[What is needed] Reproduce the listing that follows with no differences at all.

[Supplied material]
□ □ □ □

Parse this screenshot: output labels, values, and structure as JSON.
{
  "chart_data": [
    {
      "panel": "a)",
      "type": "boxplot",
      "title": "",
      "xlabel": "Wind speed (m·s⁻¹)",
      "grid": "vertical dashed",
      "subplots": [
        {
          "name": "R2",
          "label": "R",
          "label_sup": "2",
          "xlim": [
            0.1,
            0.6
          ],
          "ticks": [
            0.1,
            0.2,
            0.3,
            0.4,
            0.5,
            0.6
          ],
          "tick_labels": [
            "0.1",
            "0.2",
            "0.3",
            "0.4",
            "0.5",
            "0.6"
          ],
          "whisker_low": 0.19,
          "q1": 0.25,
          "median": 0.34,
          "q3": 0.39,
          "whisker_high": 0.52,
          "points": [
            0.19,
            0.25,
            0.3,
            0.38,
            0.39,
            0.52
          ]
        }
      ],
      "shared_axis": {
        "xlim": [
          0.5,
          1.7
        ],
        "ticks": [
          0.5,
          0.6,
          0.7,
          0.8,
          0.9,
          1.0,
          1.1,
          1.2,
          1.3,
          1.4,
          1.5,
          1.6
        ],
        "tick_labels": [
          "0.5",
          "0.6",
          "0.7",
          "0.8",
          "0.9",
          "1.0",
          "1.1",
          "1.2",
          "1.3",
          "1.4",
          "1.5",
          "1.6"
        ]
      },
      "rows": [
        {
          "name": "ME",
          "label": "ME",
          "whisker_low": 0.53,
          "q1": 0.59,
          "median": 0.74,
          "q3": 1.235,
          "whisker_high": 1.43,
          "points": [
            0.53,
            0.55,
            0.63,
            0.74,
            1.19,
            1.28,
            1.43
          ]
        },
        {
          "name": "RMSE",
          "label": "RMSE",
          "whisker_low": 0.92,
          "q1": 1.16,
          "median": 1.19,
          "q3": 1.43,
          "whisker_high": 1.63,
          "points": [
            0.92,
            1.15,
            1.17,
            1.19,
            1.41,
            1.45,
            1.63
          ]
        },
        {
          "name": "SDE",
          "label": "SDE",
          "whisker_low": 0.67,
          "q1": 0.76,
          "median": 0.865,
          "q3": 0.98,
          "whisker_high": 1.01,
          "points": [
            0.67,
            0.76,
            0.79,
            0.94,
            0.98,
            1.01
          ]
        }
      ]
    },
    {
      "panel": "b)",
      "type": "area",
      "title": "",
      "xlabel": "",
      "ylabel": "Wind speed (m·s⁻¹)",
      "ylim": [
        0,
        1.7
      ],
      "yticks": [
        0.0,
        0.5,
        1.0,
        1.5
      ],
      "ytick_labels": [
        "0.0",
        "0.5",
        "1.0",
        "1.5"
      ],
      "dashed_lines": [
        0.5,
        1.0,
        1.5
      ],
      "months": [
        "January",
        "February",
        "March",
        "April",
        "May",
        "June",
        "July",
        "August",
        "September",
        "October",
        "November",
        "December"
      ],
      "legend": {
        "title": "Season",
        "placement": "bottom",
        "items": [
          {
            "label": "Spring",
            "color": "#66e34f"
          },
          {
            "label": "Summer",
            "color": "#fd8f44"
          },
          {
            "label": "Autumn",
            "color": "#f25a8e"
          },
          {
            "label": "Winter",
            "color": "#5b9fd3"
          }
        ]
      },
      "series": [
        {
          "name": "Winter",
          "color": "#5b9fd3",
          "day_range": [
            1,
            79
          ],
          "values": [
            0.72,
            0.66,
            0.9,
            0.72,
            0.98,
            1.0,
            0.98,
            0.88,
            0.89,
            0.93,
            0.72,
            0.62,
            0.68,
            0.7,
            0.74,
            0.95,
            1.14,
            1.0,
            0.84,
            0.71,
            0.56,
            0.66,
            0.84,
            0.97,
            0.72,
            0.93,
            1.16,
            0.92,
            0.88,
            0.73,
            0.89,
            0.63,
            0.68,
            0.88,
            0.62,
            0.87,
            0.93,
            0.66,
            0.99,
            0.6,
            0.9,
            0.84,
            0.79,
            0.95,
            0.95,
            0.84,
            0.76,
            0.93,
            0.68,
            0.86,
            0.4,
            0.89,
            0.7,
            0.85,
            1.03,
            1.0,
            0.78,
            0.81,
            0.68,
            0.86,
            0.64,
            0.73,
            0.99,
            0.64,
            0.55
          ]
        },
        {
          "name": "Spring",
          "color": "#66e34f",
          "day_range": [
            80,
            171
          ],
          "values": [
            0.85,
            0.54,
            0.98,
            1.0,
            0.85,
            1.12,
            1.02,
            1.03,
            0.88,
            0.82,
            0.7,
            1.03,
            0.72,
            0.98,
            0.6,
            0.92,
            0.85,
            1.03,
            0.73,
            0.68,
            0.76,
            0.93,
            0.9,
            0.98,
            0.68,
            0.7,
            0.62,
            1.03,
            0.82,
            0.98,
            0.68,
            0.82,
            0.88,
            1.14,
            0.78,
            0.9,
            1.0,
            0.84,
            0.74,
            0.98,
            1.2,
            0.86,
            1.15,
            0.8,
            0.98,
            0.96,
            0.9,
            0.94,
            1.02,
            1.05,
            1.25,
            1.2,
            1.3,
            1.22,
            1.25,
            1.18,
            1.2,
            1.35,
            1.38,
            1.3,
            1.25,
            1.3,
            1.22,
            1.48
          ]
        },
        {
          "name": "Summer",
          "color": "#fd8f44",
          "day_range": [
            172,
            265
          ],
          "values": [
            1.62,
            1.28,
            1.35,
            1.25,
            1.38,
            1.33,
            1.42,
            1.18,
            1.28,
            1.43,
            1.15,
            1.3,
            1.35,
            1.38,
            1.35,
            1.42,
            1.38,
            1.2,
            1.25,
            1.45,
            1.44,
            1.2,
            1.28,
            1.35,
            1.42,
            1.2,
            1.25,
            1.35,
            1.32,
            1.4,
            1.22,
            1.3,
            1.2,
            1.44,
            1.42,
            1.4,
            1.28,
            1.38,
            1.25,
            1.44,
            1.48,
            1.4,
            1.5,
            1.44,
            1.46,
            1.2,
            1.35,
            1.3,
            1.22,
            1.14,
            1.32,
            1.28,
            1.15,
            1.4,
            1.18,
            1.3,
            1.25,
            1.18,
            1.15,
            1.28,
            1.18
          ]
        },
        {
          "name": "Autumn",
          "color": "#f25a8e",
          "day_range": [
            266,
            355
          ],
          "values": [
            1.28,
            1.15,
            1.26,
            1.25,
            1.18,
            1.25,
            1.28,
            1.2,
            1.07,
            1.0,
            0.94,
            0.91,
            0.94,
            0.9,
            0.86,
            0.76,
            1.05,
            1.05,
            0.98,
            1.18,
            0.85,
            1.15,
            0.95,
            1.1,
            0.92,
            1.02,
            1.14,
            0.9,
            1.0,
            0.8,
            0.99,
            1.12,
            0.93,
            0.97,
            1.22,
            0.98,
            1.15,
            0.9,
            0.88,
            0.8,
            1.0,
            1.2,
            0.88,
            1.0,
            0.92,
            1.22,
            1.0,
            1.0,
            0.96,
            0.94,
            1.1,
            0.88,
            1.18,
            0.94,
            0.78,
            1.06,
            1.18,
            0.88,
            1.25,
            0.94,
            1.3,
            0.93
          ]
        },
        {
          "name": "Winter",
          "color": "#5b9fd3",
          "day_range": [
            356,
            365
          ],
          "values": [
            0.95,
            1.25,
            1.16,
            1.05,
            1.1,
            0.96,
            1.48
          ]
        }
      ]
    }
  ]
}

□ □ □ □

[The output]
Parse this screenshot: output labels, values, and structure as JSON.
{
  "chart_data": [
    {
      "panel": "a)",
      "type": "boxplot",
      "title": "",
      "xlabel": "Wind speed (m·s⁻¹)",
      "grid": "vertical dashed",
      "subplots": [
        {
          "name": "R2",
          "label": "R",
          "label_sup": "2",
          "xlim": [
            0.1,
            0.6
          ],
          "ticks": [
            0.1,
            0.2,
            0.3,
            0.4,
            0.5,
            0.6
          ],
          "tick_labels": [
            "0.1",
            "0.2",
            "0.3",
            "0.4",
            "0.5",
            "0.6"
          ],
          "whisker_low": 0.19,
          "q1": 0.25,
          "median": 0.34,
          "q3": 0.39,
          "whisker_high": 0.52,
          "points": [
            0.19,
            0.25,
            0.3,
            0.38,
            0.39,
            0.52
          ]
        }
      ],
      "shared_axis": {
        "xlim": [
          0.5,
          1.7
        ],
        "ticks": [
          0.5,
          0.6,
          0.7,
          0.8,
          0.9,
          1.0,
          1.1,
          1.2,
          1.3,
          1.4,
          1.5,
          1.6
        ],
        "tick_labels": [
          "0.5",
          "0.6",
          "0.7",
          "0.8",
          "0.9",
          "1.0",
          "1.1",
          "1.2",
          "1.3",
          "1.4",
          "1.5",
          "1.6"
        ]
      },
      "rows": [
        {
          "name": "ME",
          "label": "ME",
          "whisker_low": 0.53,
          "q1": 0.59,
          "median": 0.74,
          "q3": 1.235,
          "whisker_high": 1.43,
          "points": [
            0.53,
            0.55,
            0.63,
            0.74,
            1.19,
            1.28,
            1.43
          ]
        },
        {
          "name": "RMSE",
          "label": "RMSE",
          "whisker_low": 0.92,
          "q1": 1.16,
          "median": 1.19,
          "q3": 1.43,
          "whisker_high": 1.63,
          "points": [
            0.92,
            1.15,
            1.17,
            1.19,
            1.41,
            1.45,
            1.63
          ]
        },
        {
          "name": "SDE",
          "label": "SDE",
          "whisker_low": 0.67,
          "q1": 0.76,
          "median": 0.865,
          "q3": 0.98,
          "whisker_high": 1.01,
          "points": [
            0.67,
            0.76,
            0.79,
            0.94,
            0.98,
            1.01
          ]
        }
      ]
    },
    {
      "panel": "b)",
      "type": "area",
      "title": "",
      "xlabel": "",
      "ylabel": "Wind speed (m·s⁻¹)",
      "ylim": [
        0,
        1.7
      ],
      "yticks": [
        0.0,
        0.5,
        1.0,
        1.5
      ],
      "ytick_labels": [
        "0.0",
        "0.5",
        "1.0",
        "1.5"
      ],
      "dashed_lines": [
        0.5,
        1.0,
        1.5
      ],
      "months": [
        "January",
        "February",
        "March",
        "April",
        "May",
        "June",
        "July",
        "August",
        "September",
        "October",
        "November",
        "December"
      ],
      "legend": {
        "title": "Season",
        "placement": "bottom",
        "items": [
          {
            "label": "Spring",
            "color": "#66e34f"
          },
          {
            "label": "Summer",
            "color": "#fd8f44"
          },
          {
            "label": "Autumn",
            "color": "#f25a8e"
          },
          {
            "label": "Winter",
            "color": "#5b9fd3"
          }
        ]
      },
      "series": [
        {
          "name": "Winter",
          "color": "#5b9fd3",
          "day_range": [
            1,
            79
          ],
          "values": [
            0.72,
            0.66,
            0.9,
            0.72,
            0.98,
            1.0,
            0.98,
            0.88,
            0.89,
            0.93,
            0.72,
            0.62,
            0.68,
            0.7,
            0.74,
            0.95,
            1.14,
            1.0,
            0.84,
            0.71,
            0.56,
            0.66,
            0.84,
            0.97,
            0.72,
            0.93,
            1.16,
            0.92,
            0.88,
            0.73,
            0.89,
            0.63,
            0.68,
            0.88,
            0.62,
            0.87,
            0.93,
            0.66,
            0.99,
            0.6,
            0.9,
            0.84,
            0.79,
            0.95,
            0.95,
            0.84,
            0.76,
            0.93,
            0.68,
            0.86,
            0.4,
            0.89,
            0.7,
            0.85,
            1.03,
            1.0,
            0.78,
            0.81,
            0.68,
            0.86,
            0.64,
            0.73,
            0.99,
            0.64,
            0.55
          ]
        },
        {
          "name": "Spring",
          "color": "#66e34f",
          "day_range": [
            80,
            171
          ],
          "values": [
            0.85,
            0.54,
            0.98,
            1.0,
            0.85,
            1.12,
            1.02,
            1.03,
            0.88,
            0.82,
            0.7,
            1.03,
            0.72,
            0.98,
            0.6,
            0.92,
            0.85,
            1.03,
            0.73,
            0.68,
            0.76,
            0.93,
            0.9,
            0.98,
            0.68,
            0.7,
            0.62,
            1.03,
            0.82,
            0.98,
            0.68,
            0.82,
            0.88,
            1.14,
            0.78,
            0.9,
            1.0,
            0.84,
            0.74,
            0.98,
            1.2,
            0.86,
            1.15,
            0.8,
            0.98,
            0.96,
            0.9,
            0.94,
            1.02,
            1.05,
            1.25,
            1.2,
            1.3,
            1.22,
            1.25,
            1.18,
            1.2,
            1.35,
            1.38,
            1.3,
            1.25,
            1.3,
            1.22,
            1.48
          ]
        },
        {
          "name": "Summer",
          "color": "#fd8f44",
          "day_range": [
            172,
            265
          ],
          "values": [
            1.62,
            1.28,
            1.35,
            1.25,
            1.38,
            1.33,
            1.42,
            1.18,
            1.28,
            1.43,
            1.15,
            1.3,
            1.35,
            1.38,
            1.35,
            1.42,
            1.38,
            1.2,
            1.25,
            1.45,
            1.44,
            1.2,
            1.28,
            1.35,
            1.42,
            1.2,
            1.25,
            1.35,
            1.32,
            1.4,
            1.22,
            1.3,
            1.2,
            1.44,
            1.42,
            1.4,
            1.28,
            1.38,
            1.25,
            1.44,
            1.48,
            1.4,
            1.5,
            1.44,
            1.46,
            1.2,
            1.35,
            1.3,
            1.22,
            1.14,
            1.32,
            1.28,
            1.15,
            1.4,
            1.18,
            1.3,
            1.25,
            1.18,
            1.15,
            1.28,
            1.18
          ]
        },
        {
          "name": "Autumn",
          "color": "#f25a8e",
          "day_range": [
            266,
            355
          ],
          "values": [
            1.28,
            1.15,
            1.26,
            1.25,
            1.18,
            1.25,
            1.28,
            1.2,
            1.07,
            1.0,
            0.94,
            0.91,
            0.94,
            0.9,
            0.86,
            0.76,
            1.05,
            1.05,
            0.98,
            1.18,
            0.85,
            1.15,
            0.95,
            1.1,
            0.92,
            1.02,
            1.14,
            0.9,
            1.0,
            0.8,
            0.99,
            1.12,
            0.93,
            0.97,
            1.22,
            0.98,
            1.15,
            0.9,
            0.88,
            0.8,
            1.0,
            1.2,
            0.88,
            1.0,
            0.92,
            1.22,
            1.0,
            1.0,
            0.96,
            0.94,
            1.1,
            0.88,
            1.18,
            0.94,
            0.78,
            1.06,
            1.18,
            0.88,
            1.25,
            0.94,
            1.3,
            0.93
          ]
        },
        {
          "name": "Winter",
          "color": "#5b9fd3",
          "day_range": [
            356,
            365
          ],
          "values": [
            0.95,
            1.25,
            1.16,
            1.05,
            1.1,
            0.96,
            1.48
          ]
        }
      ]
    }
  ]
}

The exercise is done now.